(Task prompt) In the records below, find each line with the word "type" and copy it.

## START Record list

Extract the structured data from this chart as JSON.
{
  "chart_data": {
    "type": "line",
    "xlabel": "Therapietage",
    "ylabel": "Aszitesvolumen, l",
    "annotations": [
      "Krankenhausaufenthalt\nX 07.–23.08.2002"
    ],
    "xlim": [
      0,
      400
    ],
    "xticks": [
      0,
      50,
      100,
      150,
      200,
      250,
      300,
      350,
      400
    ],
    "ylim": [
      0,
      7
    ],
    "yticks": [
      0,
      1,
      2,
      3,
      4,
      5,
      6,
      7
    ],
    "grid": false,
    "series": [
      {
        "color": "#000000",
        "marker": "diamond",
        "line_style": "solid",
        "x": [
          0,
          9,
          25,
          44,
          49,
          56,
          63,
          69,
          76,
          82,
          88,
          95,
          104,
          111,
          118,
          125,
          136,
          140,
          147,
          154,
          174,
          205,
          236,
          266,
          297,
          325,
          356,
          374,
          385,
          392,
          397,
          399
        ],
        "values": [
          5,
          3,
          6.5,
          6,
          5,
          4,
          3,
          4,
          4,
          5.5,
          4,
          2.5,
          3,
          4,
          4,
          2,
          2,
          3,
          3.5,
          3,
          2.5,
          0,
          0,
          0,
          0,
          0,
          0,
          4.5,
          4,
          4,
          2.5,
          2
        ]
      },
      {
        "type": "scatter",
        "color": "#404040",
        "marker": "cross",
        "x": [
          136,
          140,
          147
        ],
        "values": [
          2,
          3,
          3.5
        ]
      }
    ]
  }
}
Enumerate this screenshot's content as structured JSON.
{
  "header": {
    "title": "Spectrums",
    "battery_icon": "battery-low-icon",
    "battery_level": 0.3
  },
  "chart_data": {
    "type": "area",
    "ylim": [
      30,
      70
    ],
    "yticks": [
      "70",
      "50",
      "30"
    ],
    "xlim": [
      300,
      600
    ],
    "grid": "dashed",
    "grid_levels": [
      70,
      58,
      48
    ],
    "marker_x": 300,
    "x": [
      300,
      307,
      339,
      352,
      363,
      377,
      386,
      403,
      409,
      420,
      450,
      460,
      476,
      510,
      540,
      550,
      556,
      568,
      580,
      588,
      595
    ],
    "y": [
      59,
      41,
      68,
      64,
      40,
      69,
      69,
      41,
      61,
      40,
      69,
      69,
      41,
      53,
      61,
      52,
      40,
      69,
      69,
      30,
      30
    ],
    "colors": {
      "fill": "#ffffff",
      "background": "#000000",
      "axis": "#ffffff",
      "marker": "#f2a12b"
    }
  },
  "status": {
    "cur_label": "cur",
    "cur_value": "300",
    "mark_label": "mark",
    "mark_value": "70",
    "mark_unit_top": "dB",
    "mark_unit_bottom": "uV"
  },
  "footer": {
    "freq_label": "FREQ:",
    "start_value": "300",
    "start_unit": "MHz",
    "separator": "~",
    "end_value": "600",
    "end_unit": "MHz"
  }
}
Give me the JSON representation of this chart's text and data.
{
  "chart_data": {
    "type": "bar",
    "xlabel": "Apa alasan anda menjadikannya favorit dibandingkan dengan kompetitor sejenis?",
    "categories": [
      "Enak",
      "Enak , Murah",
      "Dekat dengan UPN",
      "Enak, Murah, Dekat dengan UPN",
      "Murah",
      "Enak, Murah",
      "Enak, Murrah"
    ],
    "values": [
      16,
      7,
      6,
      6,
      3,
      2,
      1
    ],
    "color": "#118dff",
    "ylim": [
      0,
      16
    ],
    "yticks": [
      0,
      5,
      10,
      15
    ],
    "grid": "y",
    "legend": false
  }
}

## END Record list

(Result for this task)
    "type": "line",
        "type": "scatter",
    "type": "area",
    "type": "bar",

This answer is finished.